[Start Working data]

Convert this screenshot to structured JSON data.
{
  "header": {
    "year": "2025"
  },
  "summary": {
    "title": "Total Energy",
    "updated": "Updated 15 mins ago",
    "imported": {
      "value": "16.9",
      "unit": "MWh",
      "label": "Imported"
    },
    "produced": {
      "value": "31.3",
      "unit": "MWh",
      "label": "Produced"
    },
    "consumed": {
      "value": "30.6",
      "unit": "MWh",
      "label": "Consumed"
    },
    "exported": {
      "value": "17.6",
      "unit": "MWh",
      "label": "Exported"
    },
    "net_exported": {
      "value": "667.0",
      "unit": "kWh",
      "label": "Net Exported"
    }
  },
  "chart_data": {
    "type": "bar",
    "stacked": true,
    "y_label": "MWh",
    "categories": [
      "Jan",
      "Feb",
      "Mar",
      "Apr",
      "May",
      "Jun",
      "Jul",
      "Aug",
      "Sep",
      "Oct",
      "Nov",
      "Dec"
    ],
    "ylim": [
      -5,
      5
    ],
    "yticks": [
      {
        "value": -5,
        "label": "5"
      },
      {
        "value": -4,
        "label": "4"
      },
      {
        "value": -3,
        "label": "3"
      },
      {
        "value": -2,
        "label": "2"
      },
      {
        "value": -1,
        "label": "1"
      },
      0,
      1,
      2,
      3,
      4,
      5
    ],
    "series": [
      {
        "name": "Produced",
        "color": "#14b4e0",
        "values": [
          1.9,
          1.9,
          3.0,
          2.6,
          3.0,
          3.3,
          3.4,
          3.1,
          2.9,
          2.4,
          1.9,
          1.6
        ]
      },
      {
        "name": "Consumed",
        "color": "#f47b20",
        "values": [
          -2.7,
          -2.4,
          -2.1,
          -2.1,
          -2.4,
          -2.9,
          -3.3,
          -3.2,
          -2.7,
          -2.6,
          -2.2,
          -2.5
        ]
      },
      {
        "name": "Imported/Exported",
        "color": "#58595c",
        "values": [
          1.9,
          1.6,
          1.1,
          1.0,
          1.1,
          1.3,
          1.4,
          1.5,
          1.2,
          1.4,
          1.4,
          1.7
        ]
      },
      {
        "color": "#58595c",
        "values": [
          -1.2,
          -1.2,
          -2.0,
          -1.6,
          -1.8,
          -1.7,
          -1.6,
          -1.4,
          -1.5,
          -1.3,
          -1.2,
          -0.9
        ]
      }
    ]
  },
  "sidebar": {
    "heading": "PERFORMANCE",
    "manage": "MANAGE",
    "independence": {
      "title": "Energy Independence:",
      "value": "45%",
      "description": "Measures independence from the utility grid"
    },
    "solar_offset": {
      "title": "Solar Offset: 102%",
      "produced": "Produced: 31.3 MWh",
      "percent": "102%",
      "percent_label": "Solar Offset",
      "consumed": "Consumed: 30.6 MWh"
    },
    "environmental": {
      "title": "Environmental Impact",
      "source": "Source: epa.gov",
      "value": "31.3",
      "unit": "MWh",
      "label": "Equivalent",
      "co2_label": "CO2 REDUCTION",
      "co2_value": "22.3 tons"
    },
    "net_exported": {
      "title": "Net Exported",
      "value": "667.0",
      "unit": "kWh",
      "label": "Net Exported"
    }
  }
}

[End Working data]

What you are asked to do ::
Go over the data above and copy every line that has the word "name" in it.

Exercise output ::
        "name": "Produced",
        "name": "Consumed",
        "name": "Imported/Exported",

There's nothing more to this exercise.